What the exercise asks:
Gather all lines with the word "angeli" in them.

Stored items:
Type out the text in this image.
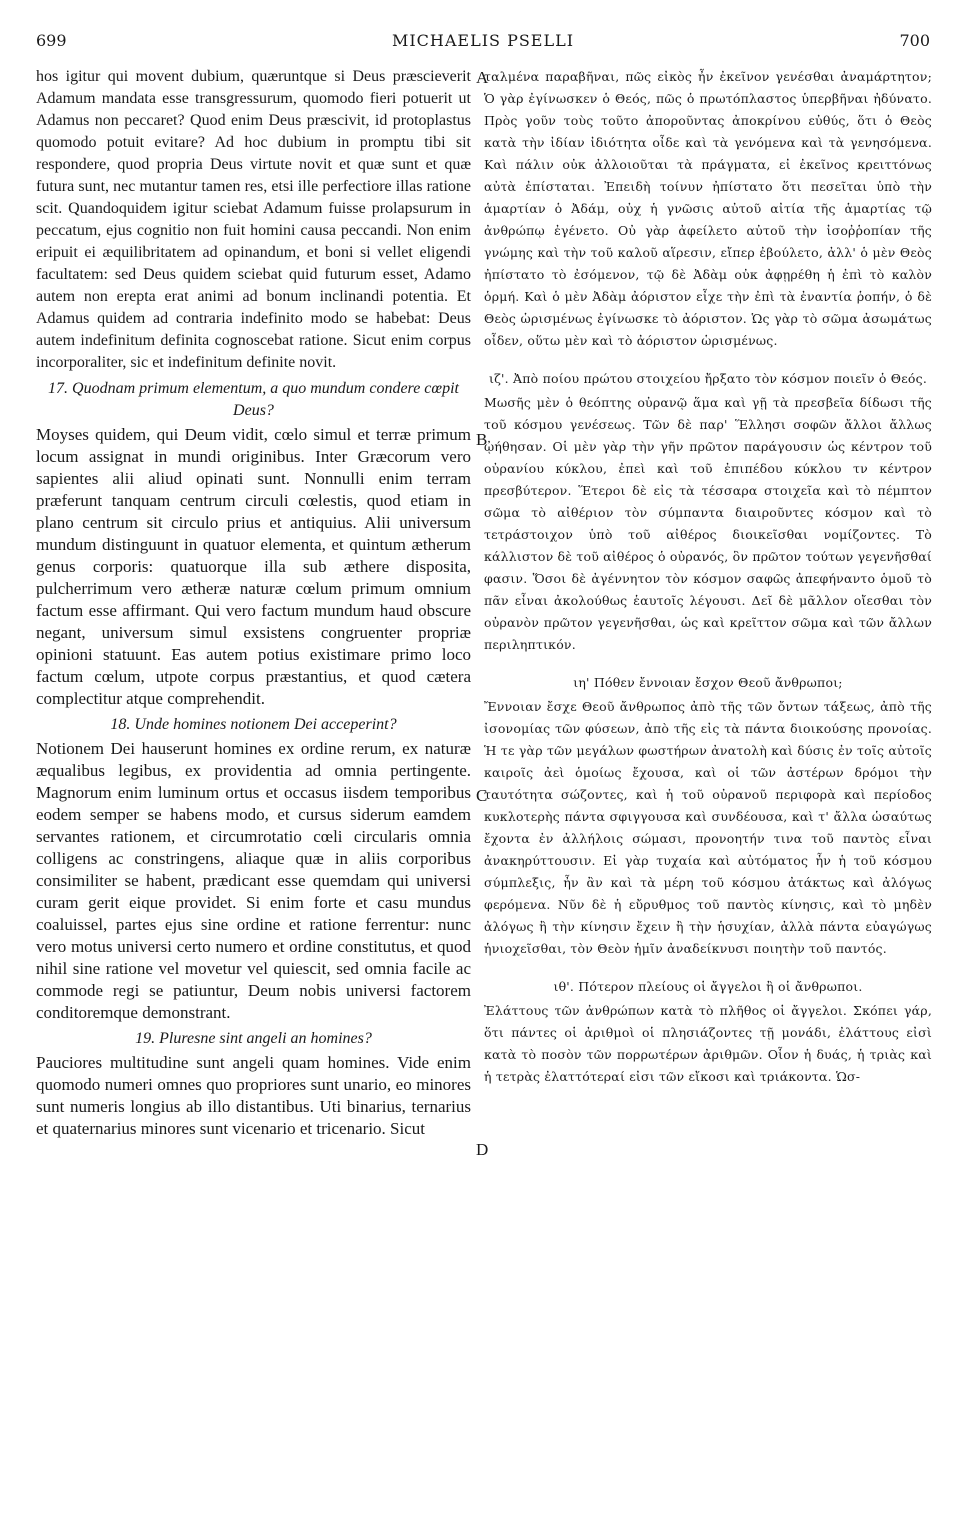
699	MICHAELIS PSELLI	700
A
B
C
D

hos igitur qui movent dubium, quæruntque si Deus præscieverit Adamum mandata esse transgressurum, quomodo fieri potuerit ut Adamus non peccaret? Quod enim Deus præscivit, id protoplastus quomodo potuit evitare? Ad hoc dubium in promptu tibi sit respondere, quod propria Deus virtute novit et quæ sunt et quæ futura sunt, nec mutantur tamen res, etsi ille perfectiore illas ratione scit. Quandoquidem igitur sciebat Adamum fuisse prolapsurum in peccatum, ejus cognitio non fuit homini causa peccandi. Non enim eripuit ei æquilibritatem ad opinandum, et boni si vellet eligendi facultatem: sed Deus quidem sciebat quid futurum esset, Adamo autem non erepta erat animi ad bonum inclinandi potentia. Et Adamus quidem ad contraria indefinito modo se habebat: Deus autem indefinitum definita cognoscebat ratione. Sicut enim corpus incorporaliter, sic et indefinitum definite novit.

17. Quodnam primum elementum, a quo mundum condere cœpit Deus?

Moyses quidem, qui Deum vidit, cœlo simul et terræ primum locum assignat in mundi originibus. Inter Græcorum vero sapientes alii aliud opinati sunt. Nonnulli enim terram præferunt tanquam centrum circuli cœlestis, quod etiam in plano centrum sit circulo prius et antiquius. Alii universum mundum distinguunt in quatuor elementa, et quintum ætherum genus corporis: quatuorque illa sub æthere disposita, pulcherrimum vero ætheræ naturæ cœlum primum omnium factum esse affirmant. Qui vero factum mundum haud obscure negant, universum simul exsistens congruenter propriæ opinioni statuunt. Eas autem potius existimare primo loco factum cœlum, utpote corpus præstantius, et quod cætera complectitur atque comprehendit.

18. Unde homines notionem Dei acceperint?

Notionem Dei hauserunt homines ex ordine rerum, ex naturæ æqualibus legibus, ex providentia ad omnia pertingente. Magnorum enim luminum ortus et occasus iisdem temporibus eodem semper se habens modo, et cursus siderum eamdem servantes rationem, et circumrotatio cœli circularis omnia colligens ac constringens, aliaque quæ in aliis corporibus consimiliter se habent, prædicant esse quemdam qui universi curam gerit eique providet. Si enim forte et casu mundus coaluissel, partes ejus sine ordine et ratione ferrentur: nunc vero motus universi certo numero et ordine constitutus, et quod nihil sine ratione vel movetur vel quiescit, sed omnia facile ac commode regi se patiuntur, Deum nobis universi factorem conditoremque demonstrant.

19. Pluresne sint angeli an homines?

Pauciores multitudine sunt angeli quam homines. Vide enim quomodo numeri omnes quo propriores sunt unario, eo minores sunt numeris longius ab illo distantibus. Uti binarius, ternarius et quaternarius minores sunt vicenario et tricenario. Sicut

ταλμένα παραβῆναι, πῶς εἰκὸς ἦν ἐκεῖνον γενέσθαι ἀναμάρτητον; Ὁ γὰρ ἐγίνωσκεν ὁ Θεός, πῶς ὁ πρωτόπλαστος ὑπερβῆναι ἠδύνατο. Πρὸς γοῦν τοὺς τοῦτο ἀποροῦντας ἀποκρίνου εὐθύς, ὅτι ὁ Θεὸς κατὰ τὴν ἰδίαν ἰδιότητα οἶδε καὶ τὰ γενόμενα καὶ τὰ γενησόμενα. Καὶ πάλιν οὐκ ἀλλοιοῦται τὰ πράγματα, εἰ ἐκεῖνος κρειττόνως αὐτὰ ἐπίσταται. Ἐπειδὴ τοίνυν ἠπίστατο ὅτι πεσεῖται ὑπὸ τὴν ἁμαρτίαν ὁ Ἀδάμ, οὐχ ἡ γνῶσις αὐτοῦ αἰτία τῆς ἁμαρτίας τῷ ἀνθρώπῳ ἐγένετο. Οὐ γὰρ ἀφείλετο αὐτοῦ τὴν ἰσοῤῥοπίαν τῆς γνώμης καὶ τὴν τοῦ καλοῦ αἵρεσιν, εἴπερ ἐβούλετο, ἀλλ' ὁ μὲν Θεὸς ἠπίστατο τὸ ἐσόμενον, τῷ δὲ Ἀδὰμ οὐκ ἀφῃρέθη ἡ ἐπὶ τὸ καλὸν ὁρμή. Καὶ ὁ μὲν Ἀδὰμ ἀόριστον εἶχε τὴν ἐπὶ τὰ ἐναντία ῥοπήν, ὁ δὲ Θεὸς ὡρισμένως ἐγίνωσκε τὸ ἀόριστον. Ὡς γὰρ τὸ σῶμα ἀσωμάτως οἶδεν, οὕτω μὲν καὶ τὸ ἀόριστον ὡρισμένως.

ιζ'. Ἀπὸ ποίου πρώτου στοιχείου ἤρξατο τὸν κόσμον ποιεῖν ὁ Θεός.

Μωσῆς μὲν ὁ θεόπτης οὐρανῷ ἅμα καὶ γῇ τὰ πρεσβεῖα δίδωσι τῆς τοῦ κόσμου γενέσεως. Τῶν δὲ παρ' Ἕλλησι σοφῶν ἄλλοι ἄλλως ᾠήθησαν. Οἱ μὲν γὰρ τὴν γῆν πρῶτον παράγουσιν ὡς κέντρον τοῦ οὐρανίου κύκλου, ἐπεὶ καὶ τοῦ ἐπιπέδου κύκλου τν κέντρον πρεσβύτερον. Ἕτεροι δὲ εἰς τὰ τέσσαρα στοιχεῖα καὶ τὸ πέμπτον σῶμα τὸ αἰθέριον τὸν σύμπαντα διαιροῦντες κόσμον καὶ τὸ τετράστοιχον ὑπὸ τοῦ αἰθέρος διοικεῖσθαι νομίζοντες. Τὸ κάλλιστον δὲ τοῦ αἰθέρος ὁ οὐρανός, ὃν πρῶτον τούτων γεγενῆσθαί φασιν. Ὅσοι δὲ ἀγέννητον τὸν κόσμον σαφῶς ἀπεφήναντο ὁμοῦ τὸ πᾶν εἶναι ἀκολούθως ἑαυτοῖς λέγουσι. Δεῖ δὲ μᾶλλον οἴεσθαι τὸν οὐρανὸν πρῶτον γεγενῆσθαι, ὡς καὶ κρεῖττον σῶμα καὶ τῶν ἄλλων περιληπτικόν.

ιη' Πόθεν ἔννοιαν ἔσχον Θεοῦ ἄνθρωποι;

Ἔννοιαν ἔσχε Θεοῦ ἄνθρωπος ἀπὸ τῆς τῶν ὄντων τάξεως, ἀπὸ τῆς ἰσονομίας τῶν φύσεων, ἀπὸ τῆς εἰς τὰ πάντα διοικούσης προνοίας. Ἡ τε γὰρ τῶν μεγάλων φωστήρων ἀνατολὴ καὶ δύσις ἐν τοῖς αὐτοῖς καιροῖς ἀεὶ ὁμοίως ἔχουσα, καὶ οἱ τῶν ἀστέρων δρόμοι τὴν ταυτότητα σώζοντες, καὶ ἡ τοῦ οὐρανοῦ περιφορὰ καὶ περίοδος κυκλοτερὴς πάντα σφιγγουσα καὶ συνδέουσα, καὶ τ' ἄλλα ὡσαύτως ἔχοντα ἐν ἀλλήλοις σώμασι, προνοητήν τινα τοῦ παντὸς εἶναι ἀνακηρύττουσιν. Εἰ γὰρ τυχαία καὶ αὐτόματος ἦν ἡ τοῦ κόσμου σύμπλεξις, ἦν ἂν καὶ τὰ μέρη τοῦ κόσμου ἀτάκτως καὶ ἀλόγως φερόμενα. Νῦν δὲ ἡ εὔρυθμος τοῦ παντὸς κίνησις, καὶ τὸ μηδὲν ἀλόγως ἢ τὴν κίνησιν ἔχειν ἢ τὴν ἡσυχίαν, ἀλλὰ πάντα εὐαγώγως ἡνιοχεῖσθαι, τὸν Θεὸν ἡμῖν ἀναδείκνυσι ποιητὴν τοῦ παντός.

ιθ'. Πότερον πλείους οἱ ἄγγελοι ἢ οἱ ἄνθρωποι.

Ἐλάττους τῶν ἀνθρώπων κατὰ τὸ πλῆθος οἱ ἄγγελοι. Σκόπει γάρ, ὅτι πάντες οἱ ἀριθμοὶ οἱ πλησιάζοντες τῇ μονάδι, ἐλάττους εἰσὶ κατὰ τὸ ποσὸν τῶν πορρωτέρων ἀριθμῶν. Οἷον ἡ δυάς, ἡ τριὰς καὶ ἡ τετρὰς ἐλαττότεραί εἰσι τῶν εἴκοσι καὶ τριάκοντα. Ὡσ-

The completed task:
19. Pluresne sint angeli an homines?
Pauciores multitudine sunt angeli quam homines. Vide enim quomodo numeri omnes quo propriores sunt unario, eo minores sunt numeris longius ab illo distantibus. Uti binarius, ternarius et quaternarius minores sunt vicenario et tricenario. Sicut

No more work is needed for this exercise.